* Given instruction
Scan the records below. List lines holding "like".

[Figure collection entries]

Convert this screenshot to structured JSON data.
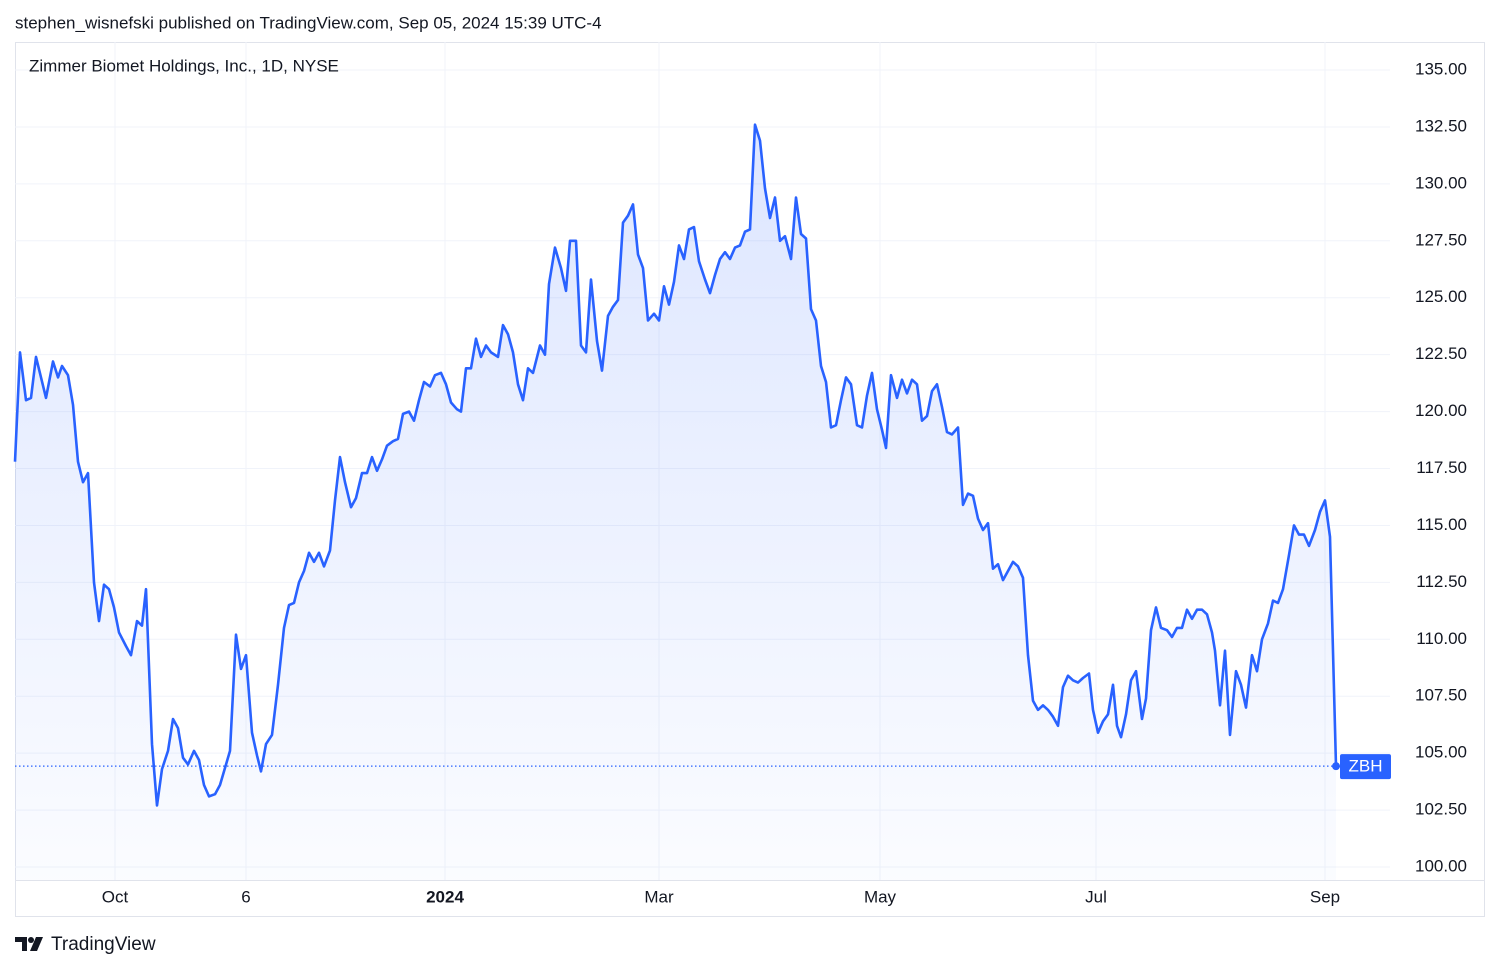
{
  "header": "stephen_wisnefski published on TradingView.com, Sep 05, 2024 15:39 UTC-4",
  "footer": "TradingView",
  "chart_data": {
    "type": "line",
    "title": "Zimmer Biomet Holdings, Inc., 1D, NYSE",
    "x": [
      0,
      1,
      2.2,
      3.2,
      4.2,
      6.2,
      7.6,
      8.6,
      9.4,
      10.6,
      11.6,
      12.6,
      13.6,
      14.6,
      15.8,
      16.8,
      17.8,
      18.8,
      19.8,
      20.8,
      22.2,
      23.2,
      24.4,
      25.4,
      26.2,
      27.4,
      28.4,
      29.4,
      30.6,
      31.6,
      32.6,
      33.6,
      34.6,
      35.8,
      36.8,
      37.8,
      38.8,
      40,
      41,
      43,
      44.2,
      45.2,
      46.2,
      47.4,
      48.4,
      49.2,
      50.2,
      51.4,
      52.6,
      53.8,
      54.8,
      55.8,
      56.8,
      57.8,
      58.8,
      59.8,
      60.8,
      61.8,
      63,
      64,
      65,
      66,
      67.2,
      68.2,
      69.4,
      70.4,
      71.4,
      72.4,
      73.4,
      74.4,
      75.6,
      76.6,
      77.6,
      78.8,
      79.8,
      80.8,
      81.8,
      83,
      84,
      85.2,
      86.2,
      87.2,
      88.4,
      89.2,
      90.2,
      91.2,
      92.2,
      93.2,
      94.2,
      95.2,
      96.6,
      97.6,
      98.6,
      99.6,
      100.6,
      101.6,
      102.6,
      103.6,
      105,
      106,
      106.8,
      108,
      109.2,
      110.2,
      111,
      112.2,
      113.2,
      114.2,
      115.2,
      116.4,
      117.4,
      118.6,
      119.6,
      120.6,
      121.6,
      122.6,
      123.6,
      124.6,
      125.6,
      126.6,
      127.8,
      128.8,
      129.8,
      130.8,
      131.8,
      132.8,
      133.8,
      134.8,
      135.8,
      136.8,
      138,
      139,
      140,
      141,
      142,
      143,
      144,
      145,
      146,
      147,
      148,
      149,
      150,
      151,
      152,
      153,
      154,
      155.2,
      156.2,
      157.2,
      158.2,
      159.2,
      160.2,
      161.2,
      162.2,
      163.2,
      164.2,
      165.2,
      166.2,
      167.2,
      168.4,
      169.4,
      170.4,
      171.4,
      172.4,
      173.4,
      174.2,
      175.2,
      176.4,
      177.4,
      178.4,
      179.4,
      180.4,
      181.4,
      182.4,
      183.4,
      184.4,
      185.4,
      186.4,
      187.4,
      188.6,
      189.6,
      190.6,
      191.6,
      192.6,
      193.6,
      194.6,
      195.6,
      196.6,
      197.6,
      198.6,
      199.6,
      200.6,
      201.6,
      202.6,
      203.6,
      204.6,
      205.6,
      206.6,
      207.6,
      208.6,
      209.6,
      210.6,
      211.6,
      212.6,
      213.6,
      214.8,
      215.6,
      216.6,
      217.6,
      218.6,
      219.6,
      220.4,
      221.2,
      222.2,
      223.2,
      224.2,
      225.4,
      226.2,
      227.2,
      228.2,
      229.2,
      230.4,
      231.4,
      232.4,
      233.4,
      234.4,
      235.4,
      236.4,
      237.4,
      238.4,
      239.4,
      240,
      241,
      242,
      243,
      244.2,
      245.2,
      246.2,
      247.4,
      248.4,
      249.4,
      250.6,
      251.6,
      252.6,
      253.6,
      254.8,
      255.8,
      256.8,
      257.8,
      258.8,
      260,
      261,
      262,
      263,
      264.2
    ],
    "series": [
      {
        "name": "ZBH",
        "color": "#2962ff",
        "values": [
          117.8,
          122.6,
          120.5,
          120.6,
          122.4,
          120.6,
          122.2,
          121.5,
          122.0,
          121.6,
          120.3,
          117.8,
          116.9,
          117.3,
          112.5,
          110.8,
          112.4,
          112.2,
          111.4,
          110.3,
          109.7,
          109.3,
          110.8,
          110.6,
          112.2,
          105.4,
          102.7,
          104.3,
          105.1,
          106.5,
          106.1,
          104.8,
          104.5,
          105.1,
          104.7,
          103.6,
          103.1,
          103.2,
          103.6,
          105.1,
          110.2,
          108.7,
          109.3,
          105.9,
          104.9,
          104.2,
          105.4,
          105.8,
          108.0,
          110.5,
          111.5,
          111.6,
          112.5,
          113.0,
          113.8,
          113.4,
          113.8,
          113.2,
          113.9,
          116.1,
          118.0,
          116.9,
          115.8,
          116.2,
          117.3,
          117.3,
          118.0,
          117.4,
          117.9,
          118.5,
          118.7,
          118.8,
          119.9,
          120.0,
          119.6,
          120.5,
          121.3,
          121.1,
          121.6,
          121.7,
          121.2,
          120.4,
          120.1,
          120.0,
          121.9,
          121.9,
          123.2,
          122.4,
          122.9,
          122.6,
          122.4,
          123.8,
          123.4,
          122.6,
          121.2,
          120.5,
          121.9,
          121.7,
          122.9,
          122.5,
          125.6,
          127.2,
          126.3,
          125.3,
          127.5,
          127.5,
          122.9,
          122.6,
          125.8,
          123.1,
          121.8,
          124.2,
          124.6,
          124.9,
          128.3,
          128.6,
          129.1,
          126.9,
          126.3,
          124.0,
          124.3,
          124.0,
          125.5,
          124.7,
          125.7,
          127.3,
          126.7,
          128.0,
          128.1,
          126.6,
          125.8,
          125.2,
          126.0,
          126.7,
          127.0,
          126.7,
          127.2,
          127.3,
          127.9,
          128.0,
          132.6,
          131.9,
          129.8,
          128.5,
          129.4,
          127.5,
          127.7,
          126.7,
          129.4,
          127.8,
          127.6,
          124.5,
          124.0,
          122.0,
          121.3,
          119.3,
          119.4,
          120.5,
          121.5,
          121.2,
          119.4,
          119.3,
          120.7,
          121.7,
          120.1,
          119.2,
          118.4,
          121.6,
          120.6,
          121.4,
          120.8,
          121.4,
          121.2,
          119.6,
          119.8,
          120.9,
          121.2,
          120.2,
          119.1,
          119.0,
          119.3,
          115.9,
          116.4,
          116.3,
          115.3,
          114.8,
          115.1,
          113.1,
          113.3,
          112.6,
          113.0,
          113.4,
          113.2,
          112.7,
          109.3,
          107.3,
          106.9,
          107.1,
          106.9,
          106.6,
          106.2,
          107.9,
          108.4,
          108.2,
          108.1,
          108.3,
          108.5,
          106.9,
          105.9,
          106.4,
          106.7,
          108.0,
          106.2,
          105.7,
          106.7,
          108.2,
          108.6,
          106.5,
          107.4,
          110.4,
          111.4,
          110.5,
          110.4,
          110.1,
          110.5,
          110.5,
          111.3,
          110.9,
          111.3,
          111.3,
          111.1,
          110.3,
          109.5,
          107.1,
          109.5,
          105.8,
          108.6,
          108.0,
          107.0,
          109.3,
          108.6,
          110.0,
          110.7,
          111.7,
          111.6,
          112.2,
          113.7,
          115.0,
          114.6,
          114.6,
          114.1,
          114.8,
          115.6,
          116.1,
          114.5,
          104.43
        ]
      }
    ],
    "xlim": [
      0,
      275
    ],
    "xticks": [
      {
        "value": 20,
        "label": "Oct"
      },
      {
        "value": 46.2,
        "label": "6"
      },
      {
        "value": 86,
        "label": "2024"
      },
      {
        "value": 128.8,
        "label": "Mar"
      },
      {
        "value": 173,
        "label": "May"
      },
      {
        "value": 216.2,
        "label": "Jul"
      },
      {
        "value": 262,
        "label": "Sep"
      }
    ],
    "ylim": [
      99.43,
      136.23
    ],
    "yticks": [
      {
        "value": 100,
        "label": "100.00"
      },
      {
        "value": 102.5,
        "label": "102.50"
      },
      {
        "value": 105,
        "label": "105.00"
      },
      {
        "value": 107.5,
        "label": "107.50"
      },
      {
        "value": 110,
        "label": "110.00"
      },
      {
        "value": 112.5,
        "label": "112.50"
      },
      {
        "value": 115,
        "label": "115.00"
      },
      {
        "value": 117.5,
        "label": "117.50"
      },
      {
        "value": 120,
        "label": "120.00"
      },
      {
        "value": 122.5,
        "label": "122.50"
      },
      {
        "value": 125,
        "label": "125.00"
      },
      {
        "value": 127.5,
        "label": "127.50"
      },
      {
        "value": 130,
        "label": "130.00"
      },
      {
        "value": 132.5,
        "label": "132.50"
      },
      {
        "value": 135,
        "label": "135.00"
      }
    ],
    "grid": true
  }
}
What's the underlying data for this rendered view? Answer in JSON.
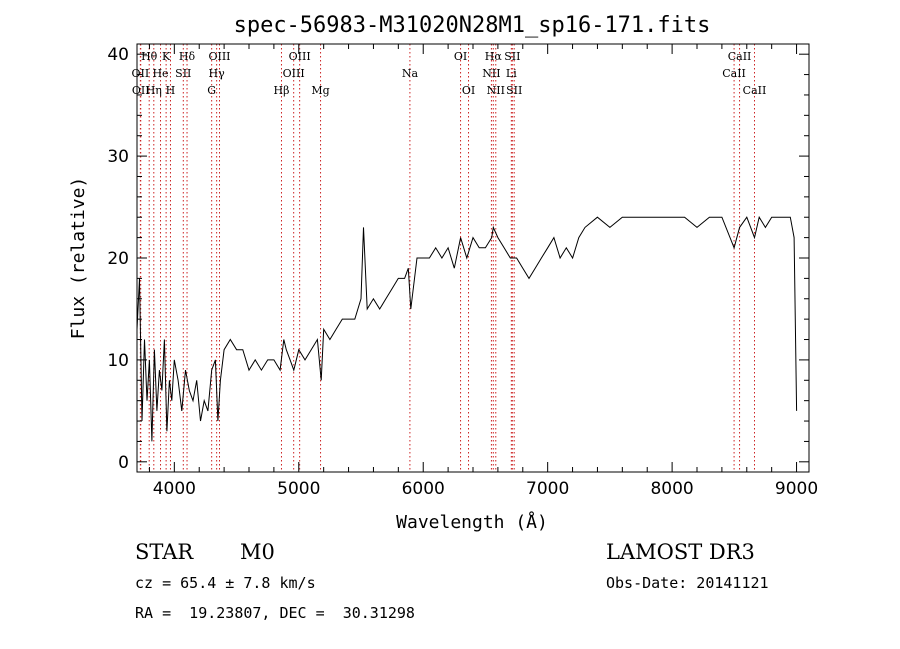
{
  "chart_data": {
    "type": "line",
    "title": "spec-56983-M31020N28M1_sp16-171.fits",
    "xlabel": "Wavelength (Å)",
    "ylabel": "Flux (relative)",
    "xlim": [
      3700,
      9100
    ],
    "ylim": [
      -1,
      41
    ],
    "xticks": [
      4000,
      5000,
      6000,
      7000,
      8000,
      9000
    ],
    "yticks": [
      0,
      10,
      20,
      30,
      40
    ],
    "grid": false,
    "line_color": "#000000",
    "marker_color": "#cc2222",
    "series": [
      {
        "x": [
          3700,
          3720,
          3740,
          3760,
          3780,
          3800,
          3820,
          3840,
          3860,
          3880,
          3900,
          3920,
          3940,
          3960,
          3980,
          4000,
          4030,
          4060,
          4090,
          4120,
          4150,
          4180,
          4210,
          4240,
          4270,
          4300,
          4330,
          4350,
          4370,
          4400,
          4450,
          4500,
          4550,
          4600,
          4650,
          4700,
          4750,
          4800,
          4850,
          4880,
          4900,
          4930,
          4960,
          5000,
          5050,
          5100,
          5150,
          5180,
          5200,
          5250,
          5300,
          5350,
          5400,
          5450,
          5500,
          5520,
          5550,
          5600,
          5650,
          5700,
          5750,
          5800,
          5850,
          5880,
          5900,
          5950,
          6000,
          6050,
          6100,
          6150,
          6200,
          6250,
          6300,
          6350,
          6400,
          6450,
          6500,
          6550,
          6563,
          6600,
          6650,
          6700,
          6750,
          6800,
          6850,
          6900,
          6950,
          7000,
          7050,
          7100,
          7150,
          7200,
          7250,
          7300,
          7400,
          7500,
          7600,
          7700,
          7800,
          7900,
          8000,
          8100,
          8200,
          8300,
          8400,
          8498,
          8542,
          8600,
          8662,
          8700,
          8750,
          8800,
          8850,
          8900,
          8950,
          8980,
          9000
        ],
        "y": [
          13,
          18,
          4,
          12,
          6,
          10,
          2,
          11,
          5,
          9,
          7,
          12,
          3,
          8,
          6,
          10,
          8,
          5,
          9,
          7,
          6,
          8,
          4,
          6,
          5,
          9,
          10,
          4,
          8,
          11,
          12,
          11,
          11,
          9,
          10,
          9,
          10,
          10,
          9,
          12,
          11,
          10,
          9,
          11,
          10,
          11,
          12,
          8,
          13,
          12,
          13,
          14,
          14,
          14,
          16,
          23,
          15,
          16,
          15,
          16,
          17,
          18,
          18,
          19,
          15,
          20,
          20,
          20,
          21,
          20,
          21,
          19,
          22,
          20,
          22,
          21,
          21,
          22,
          23,
          22,
          21,
          20,
          20,
          19,
          18,
          19,
          20,
          21,
          22,
          20,
          21,
          20,
          22,
          23,
          24,
          23,
          24,
          24,
          24,
          24,
          24,
          24,
          23,
          24,
          24,
          21,
          23,
          24,
          22,
          24,
          23,
          24,
          24,
          24,
          24,
          22,
          5
        ]
      }
    ],
    "line_markers": [
      {
        "label": "Hθ",
        "x": 3798,
        "row": 1
      },
      {
        "label": "OII",
        "x": 3727,
        "row": 2
      },
      {
        "label": "OII",
        "x": 3730,
        "row": 3
      },
      {
        "label": "K",
        "x": 3934,
        "row": 1
      },
      {
        "label": "He",
        "x": 3889,
        "row": 2
      },
      {
        "label": "Hη",
        "x": 3835,
        "row": 3
      },
      {
        "label": "H",
        "x": 3969,
        "row": 3
      },
      {
        "label": "Hδ",
        "x": 4102,
        "row": 1
      },
      {
        "label": "SII",
        "x": 4072,
        "row": 2
      },
      {
        "label": "OIII",
        "x": 4363,
        "row": 1
      },
      {
        "label": "Hγ",
        "x": 4340,
        "row": 2
      },
      {
        "label": "G",
        "x": 4300,
        "row": 3
      },
      {
        "label": "OIII",
        "x": 5007,
        "row": 1
      },
      {
        "label": "OIII",
        "x": 4959,
        "row": 2
      },
      {
        "label": "Hβ",
        "x": 4861,
        "row": 3
      },
      {
        "label": "Mg",
        "x": 5175,
        "row": 3
      },
      {
        "label": "Na",
        "x": 5893,
        "row": 2
      },
      {
        "label": "OI",
        "x": 6300,
        "row": 1
      },
      {
        "label": "OI",
        "x": 6364,
        "row": 3
      },
      {
        "label": "Hα",
        "x": 6563,
        "row": 1
      },
      {
        "label": "SII",
        "x": 6716,
        "row": 1
      },
      {
        "label": "NII",
        "x": 6548,
        "row": 2
      },
      {
        "label": "Li",
        "x": 6708,
        "row": 2
      },
      {
        "label": "NII",
        "x": 6583,
        "row": 3
      },
      {
        "label": "SII",
        "x": 6731,
        "row": 3
      },
      {
        "label": "CaII",
        "x": 8542,
        "row": 1
      },
      {
        "label": "CaII",
        "x": 8498,
        "row": 2
      },
      {
        "label": "CaII",
        "x": 8662,
        "row": 3
      }
    ]
  },
  "info": {
    "class": "STAR",
    "subclass": "M0",
    "survey": "LAMOST DR3",
    "cz": "cz = 65.4 ± 7.8 km/s",
    "obs_date": "Obs-Date: 20141121",
    "radec": "RA =  19.23807, DEC =  30.31298"
  }
}
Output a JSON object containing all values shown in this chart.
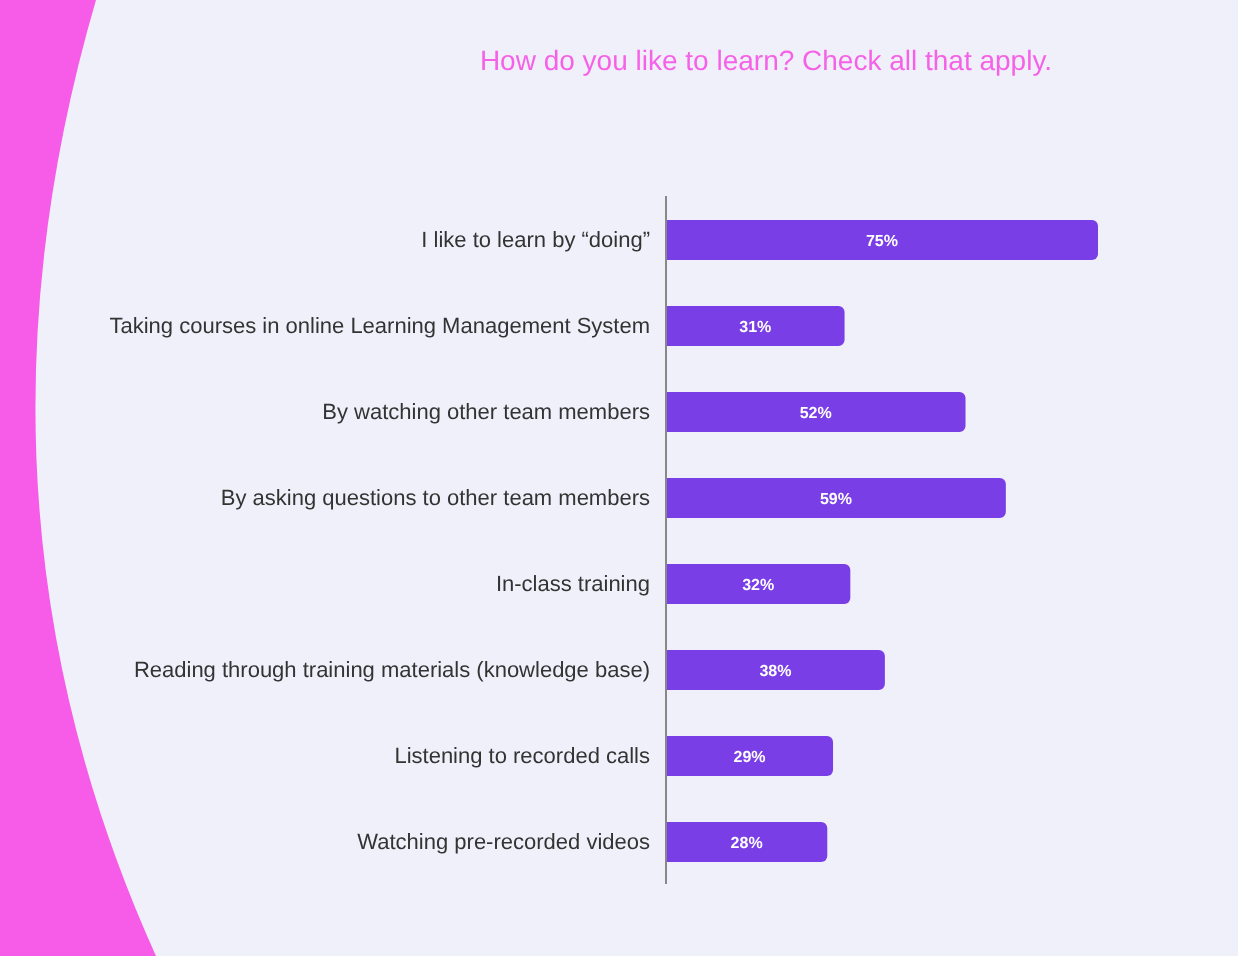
{
  "chart_data": {
    "type": "bar",
    "orientation": "horizontal",
    "title": "How do you like to learn? Check all that apply.",
    "categories": [
      "I like to learn by “doing”",
      "Taking courses in online Learning Management System",
      "By watching other team members",
      "By asking questions to other team members",
      "In-class training",
      "Reading through training materials (knowledge base)",
      "Listening to recorded calls",
      "Watching pre-recorded videos"
    ],
    "series": [
      {
        "color": "#7a3ee6",
        "values": [
          75,
          31,
          52,
          59,
          32,
          38,
          29,
          28
        ],
        "value_labels": [
          "75%",
          "31%",
          "52%",
          "59%",
          "32%",
          "38%",
          "29%",
          "28%"
        ]
      }
    ],
    "tick_labels": "y"
  }
}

* Written answer
    "title": "How do you like to learn? Check all that apply.",
      "I like to learn by “doing”",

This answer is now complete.